**The problem:** Look through the material and copy each line holding "sedi".

**Data for processing:**
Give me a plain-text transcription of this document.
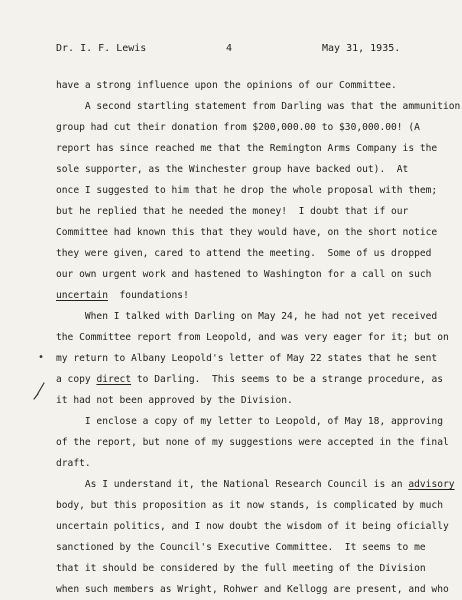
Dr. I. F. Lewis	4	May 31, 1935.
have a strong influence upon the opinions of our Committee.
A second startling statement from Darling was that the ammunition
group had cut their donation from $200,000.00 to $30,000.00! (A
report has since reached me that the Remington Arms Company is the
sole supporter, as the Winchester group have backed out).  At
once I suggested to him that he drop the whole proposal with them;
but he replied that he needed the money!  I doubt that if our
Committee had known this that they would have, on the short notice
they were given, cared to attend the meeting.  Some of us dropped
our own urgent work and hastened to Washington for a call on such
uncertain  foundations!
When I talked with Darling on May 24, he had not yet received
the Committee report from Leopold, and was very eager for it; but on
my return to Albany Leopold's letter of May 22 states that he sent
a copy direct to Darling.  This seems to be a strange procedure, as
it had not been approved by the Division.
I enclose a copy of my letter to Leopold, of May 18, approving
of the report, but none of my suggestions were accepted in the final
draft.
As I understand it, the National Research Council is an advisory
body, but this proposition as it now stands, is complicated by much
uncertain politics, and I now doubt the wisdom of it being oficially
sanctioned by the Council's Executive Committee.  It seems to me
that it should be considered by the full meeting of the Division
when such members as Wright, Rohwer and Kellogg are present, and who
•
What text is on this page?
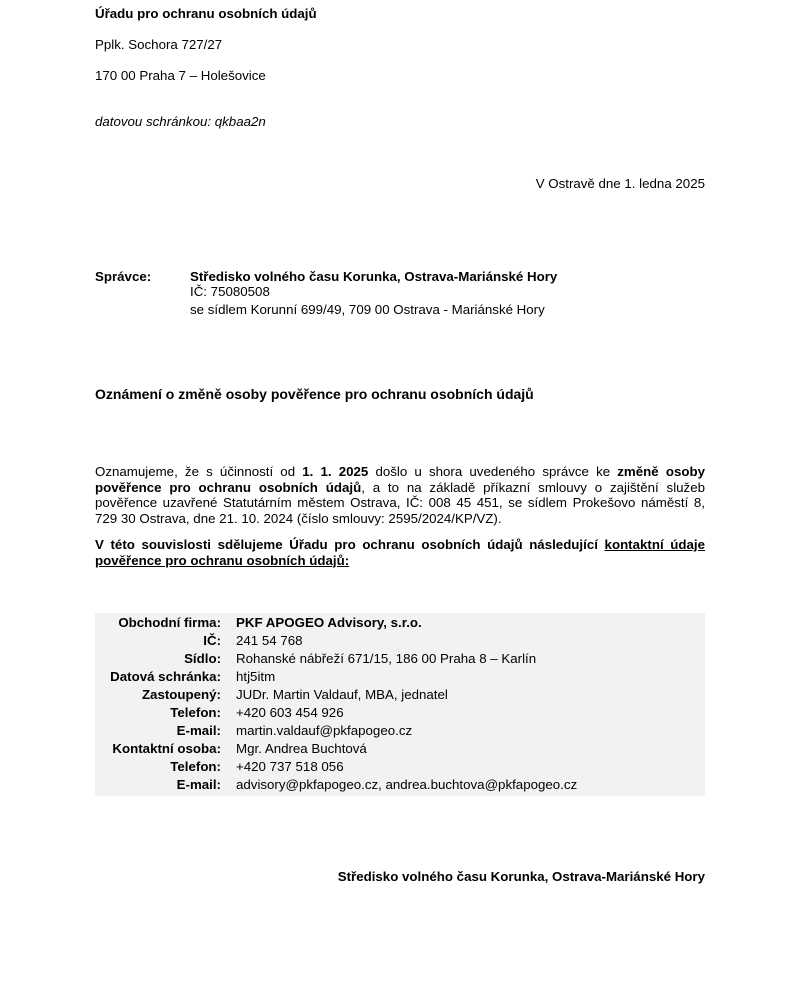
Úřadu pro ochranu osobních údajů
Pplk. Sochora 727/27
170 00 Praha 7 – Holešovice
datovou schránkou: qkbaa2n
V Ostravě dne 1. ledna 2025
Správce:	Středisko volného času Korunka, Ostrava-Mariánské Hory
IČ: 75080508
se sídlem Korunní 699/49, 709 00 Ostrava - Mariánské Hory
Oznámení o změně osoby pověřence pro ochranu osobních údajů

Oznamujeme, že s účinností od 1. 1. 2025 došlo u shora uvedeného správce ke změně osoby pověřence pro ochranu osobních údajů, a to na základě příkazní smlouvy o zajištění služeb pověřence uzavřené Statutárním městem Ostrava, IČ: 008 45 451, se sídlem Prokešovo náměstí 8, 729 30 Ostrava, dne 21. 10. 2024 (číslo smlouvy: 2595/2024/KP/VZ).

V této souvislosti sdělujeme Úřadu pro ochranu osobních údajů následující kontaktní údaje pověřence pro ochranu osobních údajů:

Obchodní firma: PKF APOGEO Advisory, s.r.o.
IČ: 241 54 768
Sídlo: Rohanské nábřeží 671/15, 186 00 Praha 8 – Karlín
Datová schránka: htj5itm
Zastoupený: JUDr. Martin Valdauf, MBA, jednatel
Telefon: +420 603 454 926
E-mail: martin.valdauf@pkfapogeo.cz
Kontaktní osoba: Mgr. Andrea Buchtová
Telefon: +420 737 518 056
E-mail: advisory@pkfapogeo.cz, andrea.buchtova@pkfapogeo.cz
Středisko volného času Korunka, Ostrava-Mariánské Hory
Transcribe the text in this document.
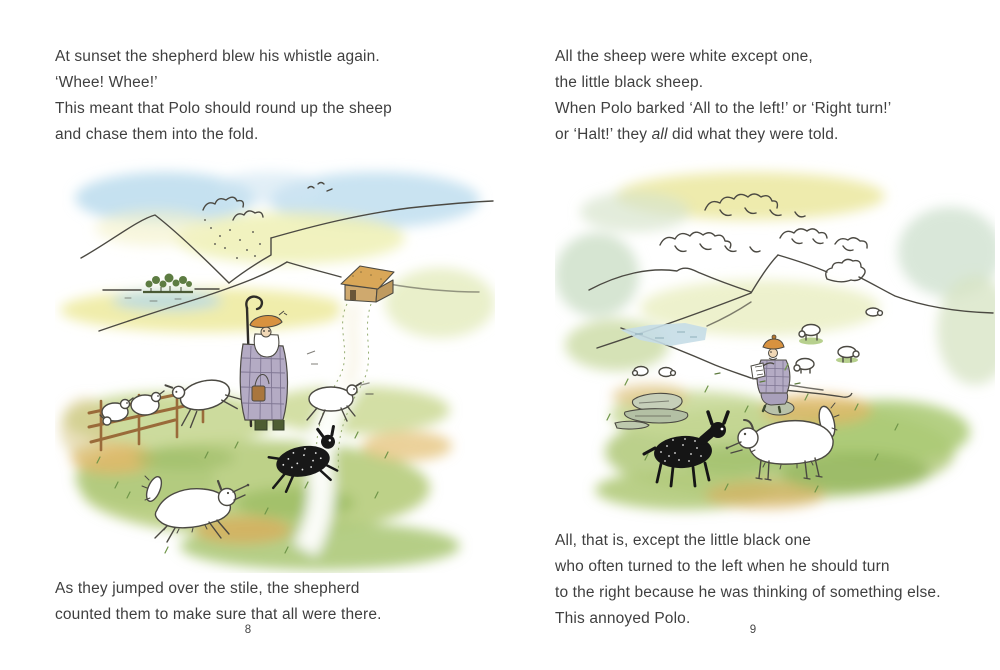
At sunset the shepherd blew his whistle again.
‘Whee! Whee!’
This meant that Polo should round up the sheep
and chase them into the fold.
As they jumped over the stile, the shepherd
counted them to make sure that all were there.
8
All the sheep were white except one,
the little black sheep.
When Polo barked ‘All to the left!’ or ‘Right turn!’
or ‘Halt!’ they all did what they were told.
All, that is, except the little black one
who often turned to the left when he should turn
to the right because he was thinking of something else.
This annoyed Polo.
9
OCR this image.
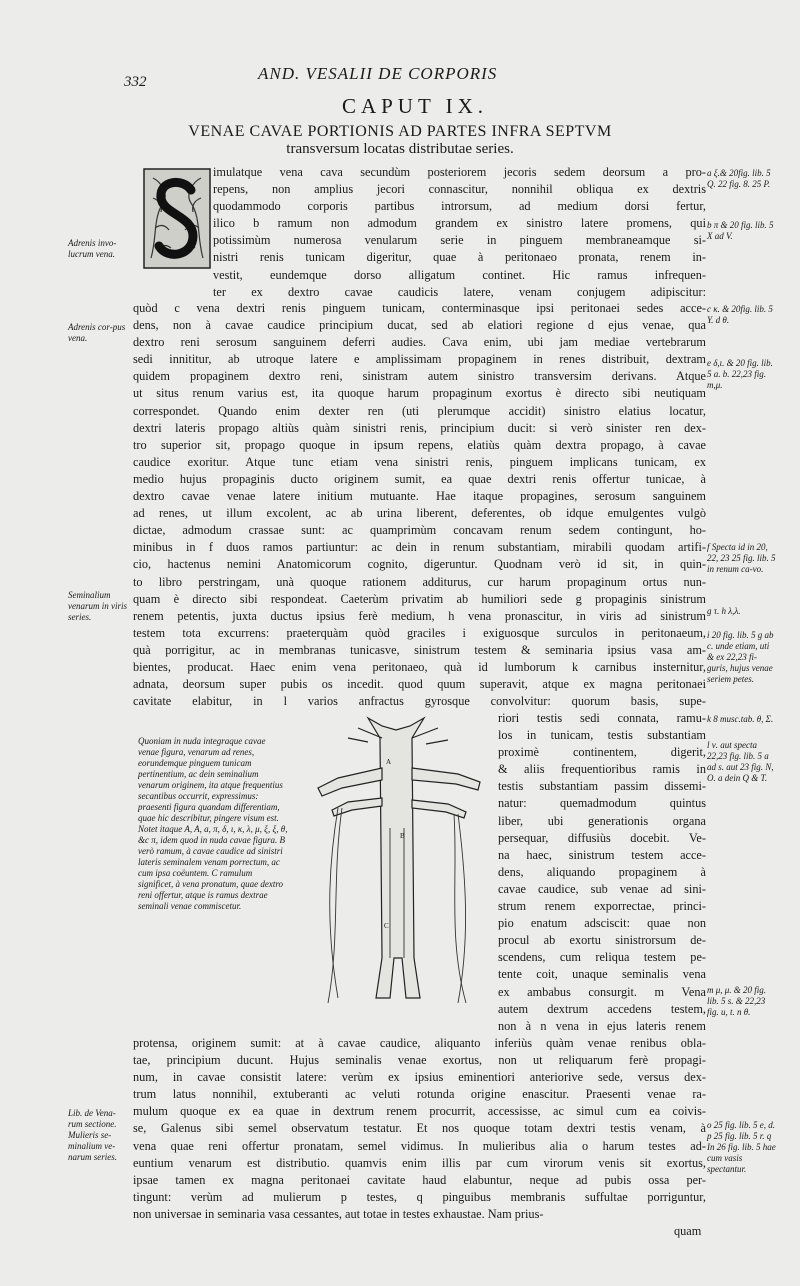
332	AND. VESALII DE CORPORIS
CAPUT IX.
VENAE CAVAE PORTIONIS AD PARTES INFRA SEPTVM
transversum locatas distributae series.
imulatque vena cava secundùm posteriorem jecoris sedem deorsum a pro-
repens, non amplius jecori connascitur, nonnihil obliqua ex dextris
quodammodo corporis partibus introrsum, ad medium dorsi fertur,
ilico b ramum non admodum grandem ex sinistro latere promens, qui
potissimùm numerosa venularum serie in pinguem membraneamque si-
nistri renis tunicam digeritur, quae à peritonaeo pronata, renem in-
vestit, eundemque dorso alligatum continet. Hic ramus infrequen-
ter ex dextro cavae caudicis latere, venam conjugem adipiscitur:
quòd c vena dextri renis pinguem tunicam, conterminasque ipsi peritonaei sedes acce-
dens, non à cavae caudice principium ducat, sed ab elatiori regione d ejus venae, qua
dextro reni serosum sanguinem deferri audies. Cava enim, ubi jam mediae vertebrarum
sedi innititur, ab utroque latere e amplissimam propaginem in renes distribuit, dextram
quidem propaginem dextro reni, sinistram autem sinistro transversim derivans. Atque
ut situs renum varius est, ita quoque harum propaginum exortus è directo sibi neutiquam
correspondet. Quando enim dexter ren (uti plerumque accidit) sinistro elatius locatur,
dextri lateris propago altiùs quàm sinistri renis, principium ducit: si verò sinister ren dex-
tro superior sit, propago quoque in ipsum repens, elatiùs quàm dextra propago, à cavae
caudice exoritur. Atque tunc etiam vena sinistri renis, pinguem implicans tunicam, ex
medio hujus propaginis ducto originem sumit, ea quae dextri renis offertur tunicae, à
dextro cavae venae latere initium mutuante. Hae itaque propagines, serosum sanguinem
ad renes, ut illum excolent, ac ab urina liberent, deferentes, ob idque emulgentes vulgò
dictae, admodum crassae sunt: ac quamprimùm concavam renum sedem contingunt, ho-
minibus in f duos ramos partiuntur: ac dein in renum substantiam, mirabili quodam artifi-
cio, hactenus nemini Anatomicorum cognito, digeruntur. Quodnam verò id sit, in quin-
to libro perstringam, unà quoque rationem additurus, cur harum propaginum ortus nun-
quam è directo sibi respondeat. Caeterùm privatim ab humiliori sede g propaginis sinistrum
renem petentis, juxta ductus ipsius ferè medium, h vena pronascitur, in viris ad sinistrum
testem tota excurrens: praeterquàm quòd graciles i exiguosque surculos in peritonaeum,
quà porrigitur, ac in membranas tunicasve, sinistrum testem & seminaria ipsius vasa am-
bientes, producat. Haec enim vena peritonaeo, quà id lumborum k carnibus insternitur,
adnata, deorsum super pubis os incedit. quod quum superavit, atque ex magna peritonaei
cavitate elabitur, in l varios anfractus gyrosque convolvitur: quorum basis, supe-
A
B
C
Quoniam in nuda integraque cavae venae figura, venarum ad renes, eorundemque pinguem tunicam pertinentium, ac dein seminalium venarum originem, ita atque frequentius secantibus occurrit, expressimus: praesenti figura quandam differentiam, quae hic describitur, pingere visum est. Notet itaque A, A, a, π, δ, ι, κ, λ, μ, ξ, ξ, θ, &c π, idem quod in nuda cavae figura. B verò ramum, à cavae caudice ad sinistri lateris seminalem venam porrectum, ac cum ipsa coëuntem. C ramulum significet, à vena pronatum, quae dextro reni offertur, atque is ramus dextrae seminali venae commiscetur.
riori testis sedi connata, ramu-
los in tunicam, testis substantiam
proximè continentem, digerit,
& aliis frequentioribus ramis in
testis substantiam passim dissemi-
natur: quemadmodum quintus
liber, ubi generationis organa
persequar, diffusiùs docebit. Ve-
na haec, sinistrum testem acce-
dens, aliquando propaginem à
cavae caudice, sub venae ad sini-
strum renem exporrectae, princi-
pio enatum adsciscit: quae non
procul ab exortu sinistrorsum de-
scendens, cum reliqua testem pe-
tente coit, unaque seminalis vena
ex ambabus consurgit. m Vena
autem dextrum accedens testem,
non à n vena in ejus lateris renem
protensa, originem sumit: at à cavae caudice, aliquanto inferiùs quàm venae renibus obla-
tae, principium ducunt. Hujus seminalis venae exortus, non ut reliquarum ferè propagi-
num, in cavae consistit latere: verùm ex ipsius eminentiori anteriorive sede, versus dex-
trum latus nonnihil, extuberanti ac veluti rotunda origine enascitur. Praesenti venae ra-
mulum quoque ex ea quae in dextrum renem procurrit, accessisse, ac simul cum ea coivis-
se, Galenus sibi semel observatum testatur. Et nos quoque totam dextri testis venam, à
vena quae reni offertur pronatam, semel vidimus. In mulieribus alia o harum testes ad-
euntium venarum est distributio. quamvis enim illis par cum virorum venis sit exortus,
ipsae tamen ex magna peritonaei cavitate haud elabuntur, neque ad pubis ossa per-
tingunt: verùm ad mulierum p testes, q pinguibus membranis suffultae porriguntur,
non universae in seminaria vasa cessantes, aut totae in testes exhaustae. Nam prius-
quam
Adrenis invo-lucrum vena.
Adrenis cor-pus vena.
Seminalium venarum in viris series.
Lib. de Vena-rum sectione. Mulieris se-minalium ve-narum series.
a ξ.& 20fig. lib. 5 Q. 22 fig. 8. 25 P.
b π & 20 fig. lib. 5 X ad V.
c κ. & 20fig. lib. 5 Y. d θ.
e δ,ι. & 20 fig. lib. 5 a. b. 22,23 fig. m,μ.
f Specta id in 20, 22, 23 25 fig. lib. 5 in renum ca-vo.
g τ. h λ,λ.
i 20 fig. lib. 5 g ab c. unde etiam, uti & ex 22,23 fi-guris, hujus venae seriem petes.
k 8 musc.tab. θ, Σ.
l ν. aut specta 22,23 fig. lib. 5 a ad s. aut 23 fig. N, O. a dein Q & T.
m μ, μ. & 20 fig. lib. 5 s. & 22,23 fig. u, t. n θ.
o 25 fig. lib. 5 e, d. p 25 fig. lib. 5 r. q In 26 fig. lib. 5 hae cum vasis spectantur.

**Solution to this exercise:**
sedi innititur, ab utroque latere e amplissimam propaginem in renes distribuit, dextram
riori testis sedi connata, ramu-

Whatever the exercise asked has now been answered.